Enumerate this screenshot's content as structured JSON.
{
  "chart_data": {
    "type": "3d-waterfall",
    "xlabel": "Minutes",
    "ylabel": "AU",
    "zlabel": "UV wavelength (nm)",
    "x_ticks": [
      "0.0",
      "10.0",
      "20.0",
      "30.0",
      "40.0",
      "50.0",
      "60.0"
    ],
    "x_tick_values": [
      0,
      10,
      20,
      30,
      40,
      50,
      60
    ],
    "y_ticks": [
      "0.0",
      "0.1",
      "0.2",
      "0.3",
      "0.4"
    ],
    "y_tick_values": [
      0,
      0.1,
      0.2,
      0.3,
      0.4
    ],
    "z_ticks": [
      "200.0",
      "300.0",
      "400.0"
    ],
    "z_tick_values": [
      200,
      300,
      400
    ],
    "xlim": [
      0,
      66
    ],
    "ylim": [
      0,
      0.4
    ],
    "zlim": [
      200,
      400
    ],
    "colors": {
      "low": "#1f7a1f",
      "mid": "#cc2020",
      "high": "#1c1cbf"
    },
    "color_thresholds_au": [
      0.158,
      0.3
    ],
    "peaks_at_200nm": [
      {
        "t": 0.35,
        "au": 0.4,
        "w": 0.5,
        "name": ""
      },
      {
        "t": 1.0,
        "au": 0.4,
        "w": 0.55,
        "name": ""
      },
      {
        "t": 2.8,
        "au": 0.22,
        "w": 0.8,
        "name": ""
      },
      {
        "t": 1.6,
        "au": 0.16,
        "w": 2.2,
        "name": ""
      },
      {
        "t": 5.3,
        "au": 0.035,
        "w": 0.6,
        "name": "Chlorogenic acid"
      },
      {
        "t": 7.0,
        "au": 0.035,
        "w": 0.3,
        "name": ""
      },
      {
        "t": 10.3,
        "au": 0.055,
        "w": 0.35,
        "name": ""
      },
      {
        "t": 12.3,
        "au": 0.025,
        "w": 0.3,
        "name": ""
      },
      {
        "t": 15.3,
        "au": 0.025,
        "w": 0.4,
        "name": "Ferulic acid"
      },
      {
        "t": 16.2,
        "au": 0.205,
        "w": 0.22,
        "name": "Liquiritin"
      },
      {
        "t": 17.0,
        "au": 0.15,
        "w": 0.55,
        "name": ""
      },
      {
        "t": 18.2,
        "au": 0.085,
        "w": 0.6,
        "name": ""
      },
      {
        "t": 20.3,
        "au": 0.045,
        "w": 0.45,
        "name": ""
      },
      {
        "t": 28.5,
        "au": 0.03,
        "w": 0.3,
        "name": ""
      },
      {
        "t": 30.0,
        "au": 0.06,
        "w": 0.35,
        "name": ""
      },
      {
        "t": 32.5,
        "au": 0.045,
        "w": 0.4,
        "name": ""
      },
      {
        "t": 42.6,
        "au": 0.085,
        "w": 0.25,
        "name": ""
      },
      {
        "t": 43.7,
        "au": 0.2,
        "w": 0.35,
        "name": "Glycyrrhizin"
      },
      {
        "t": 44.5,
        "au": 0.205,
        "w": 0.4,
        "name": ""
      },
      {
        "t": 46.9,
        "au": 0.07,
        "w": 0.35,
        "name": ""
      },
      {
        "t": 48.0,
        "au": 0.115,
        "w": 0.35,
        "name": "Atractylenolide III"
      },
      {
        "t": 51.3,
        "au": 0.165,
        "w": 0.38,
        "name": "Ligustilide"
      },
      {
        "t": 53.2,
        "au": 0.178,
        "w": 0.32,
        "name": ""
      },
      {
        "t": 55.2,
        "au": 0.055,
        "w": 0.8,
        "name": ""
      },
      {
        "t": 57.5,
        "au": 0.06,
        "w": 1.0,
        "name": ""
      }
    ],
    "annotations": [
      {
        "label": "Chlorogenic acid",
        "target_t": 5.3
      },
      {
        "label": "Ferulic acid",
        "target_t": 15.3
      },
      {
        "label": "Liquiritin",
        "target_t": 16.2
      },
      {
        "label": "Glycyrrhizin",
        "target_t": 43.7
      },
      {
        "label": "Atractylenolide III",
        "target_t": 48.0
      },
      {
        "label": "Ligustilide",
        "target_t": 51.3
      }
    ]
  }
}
◇ ◇ ◇ ◇
TASK PROMPT
Write out the full listing exactly as given.

TASK OUTPUT
Enumerate this screenshot's content as structured JSON.
{
  "chart_data": {
    "type": "3d-waterfall",
    "xlabel": "Minutes",
    "ylabel": "AU",
    "zlabel": "UV wavelength (nm)",
    "x_ticks": [
      "0.0",
      "10.0",
      "20.0",
      "30.0",
      "40.0",
      "50.0",
      "60.0"
    ],
    "x_tick_values": [
      0,
      10,
      20,
      30,
      40,
      50,
      60
    ],
    "y_ticks": [
      "0.0",
      "0.1",
      "0.2",
      "0.3",
      "0.4"
    ],
    "y_tick_values": [
      0,
      0.1,
      0.2,
      0.3,
      0.4
    ],
    "z_ticks": [
      "200.0",
      "300.0",
      "400.0"
    ],
    "z_tick_values": [
      200,
      300,
      400
    ],
    "xlim": [
      0,
      66
    ],
    "ylim": [
      0,
      0.4
    ],
    "zlim": [
      200,
      400
    ],
    "colors": {
      "low": "#1f7a1f",
      "mid": "#cc2020",
      "high": "#1c1cbf"
    },
    "color_thresholds_au": [
      0.158,
      0.3
    ],
    "peaks_at_200nm": [
      {
        "t": 0.35,
        "au": 0.4,
        "w": 0.5,
        "name": ""
      },
      {
        "t": 1.0,
        "au": 0.4,
        "w": 0.55,
        "name": ""
      },
      {
        "t": 2.8,
        "au": 0.22,
        "w": 0.8,
        "name": ""
      },
      {
        "t": 1.6,
        "au": 0.16,
        "w": 2.2,
        "name": ""
      },
      {
        "t": 5.3,
        "au": 0.035,
        "w": 0.6,
        "name": "Chlorogenic acid"
      },
      {
        "t": 7.0,
        "au": 0.035,
        "w": 0.3,
        "name": ""
      },
      {
        "t": 10.3,
        "au": 0.055,
        "w": 0.35,
        "name": ""
      },
      {
        "t": 12.3,
        "au": 0.025,
        "w": 0.3,
        "name": ""
      },
      {
        "t": 15.3,
        "au": 0.025,
        "w": 0.4,
        "name": "Ferulic acid"
      },
      {
        "t": 16.2,
        "au": 0.205,
        "w": 0.22,
        "name": "Liquiritin"
      },
      {
        "t": 17.0,
        "au": 0.15,
        "w": 0.55,
        "name": ""
      },
      {
        "t": 18.2,
        "au": 0.085,
        "w": 0.6,
        "name": ""
      },
      {
        "t": 20.3,
        "au": 0.045,
        "w": 0.45,
        "name": ""
      },
      {
        "t": 28.5,
        "au": 0.03,
        "w": 0.3,
        "name": ""
      },
      {
        "t": 30.0,
        "au": 0.06,
        "w": 0.35,
        "name": ""
      },
      {
        "t": 32.5,
        "au": 0.045,
        "w": 0.4,
        "name": ""
      },
      {
        "t": 42.6,
        "au": 0.085,
        "w": 0.25,
        "name": ""
      },
      {
        "t": 43.7,
        "au": 0.2,
        "w": 0.35,
        "name": "Glycyrrhizin"
      },
      {
        "t": 44.5,
        "au": 0.205,
        "w": 0.4,
        "name": ""
      },
      {
        "t": 46.9,
        "au": 0.07,
        "w": 0.35,
        "name": ""
      },
      {
        "t": 48.0,
        "au": 0.115,
        "w": 0.35,
        "name": "Atractylenolide III"
      },
      {
        "t": 51.3,
        "au": 0.165,
        "w": 0.38,
        "name": "Ligustilide"
      },
      {
        "t": 53.2,
        "au": 0.178,
        "w": 0.32,
        "name": ""
      },
      {
        "t": 55.2,
        "au": 0.055,
        "w": 0.8,
        "name": ""
      },
      {
        "t": 57.5,
        "au": 0.06,
        "w": 1.0,
        "name": ""
      }
    ],
    "annotations": [
      {
        "label": "Chlorogenic acid",
        "target_t": 5.3
      },
      {
        "label": "Ferulic acid",
        "target_t": 15.3
      },
      {
        "label": "Liquiritin",
        "target_t": 16.2
      },
      {
        "label": "Glycyrrhizin",
        "target_t": 43.7
      },
      {
        "label": "Atractylenolide III",
        "target_t": 48.0
      },
      {
        "label": "Ligustilide",
        "target_t": 51.3
      }
    ]
  }
}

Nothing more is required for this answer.